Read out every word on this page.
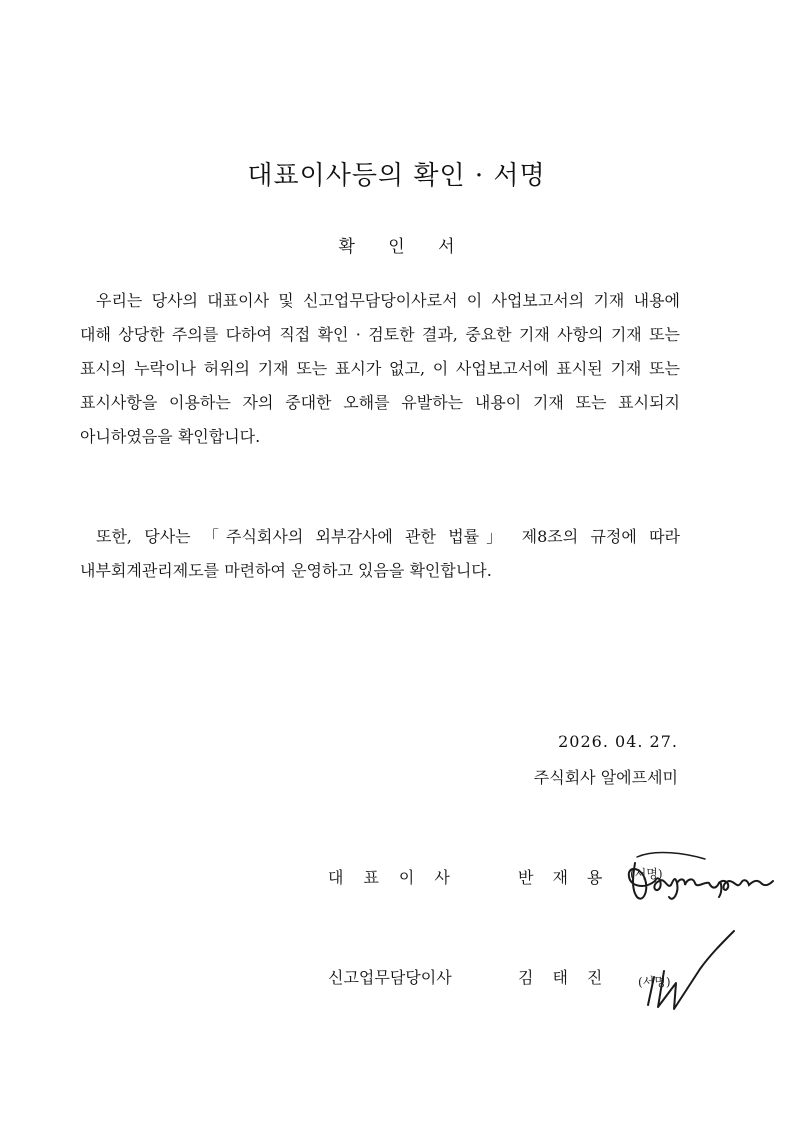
대표이사등의 확인 · 서명
확 인 서
우리는 당사의 대표이사 및 신고업무담당이사로서 이 사업보고서의 기재 내용에 대해 상당한 주의를 다하여 직접 확인 · 검토한 결과, 중요한 기재 사항의 기재 또는 표시의 누락이나 허위의 기재 또는 표시가 없고, 이 사업보고서에 표시된 기재 또는 표시사항을 이용하는 자의 중대한 오해를 유발하는 내용이 기재 또는 표시되지 아니하였음을 확인합니다.
또한, 당사는 「주식회사의 외부감사에 관한 법률」 제8조의 규정에 따라 내부회계관리제도를 마련하여 운영하고 있음을 확인합니다.
2026. 04. 27.
주식회사 알에프세미
대표이사	반재용 (서명)
신고업무담당이사	김태진 (서명)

+ + + +

### Stated exercise
Retype the whole listing exactly and leave the pictures out.

### Exercise answer
Read out every word on this page.
대표이사등의 확인 · 서명
확 인 서
우리는 당사의 대표이사 및 신고업무담당이사로서 이 사업보고서의 기재 내용에 대해 상당한 주의를 다하여 직접 확인 · 검토한 결과, 중요한 기재 사항의 기재 또는 표시의 누락이나 허위의 기재 또는 표시가 없고, 이 사업보고서에 표시된 기재 또는 표시사항을 이용하는 자의 중대한 오해를 유발하는 내용이 기재 또는 표시되지 아니하였음을 확인합니다.
또한, 당사는 「주식회사의 외부감사에 관한 법률」 제8조의 규정에 따라 내부회계관리제도를 마련하여 운영하고 있음을 확인합니다.
2026. 04. 27.
주식회사 알에프세미
대표이사	반재용 (서명)
신고업무담당이사	김태진 (서명)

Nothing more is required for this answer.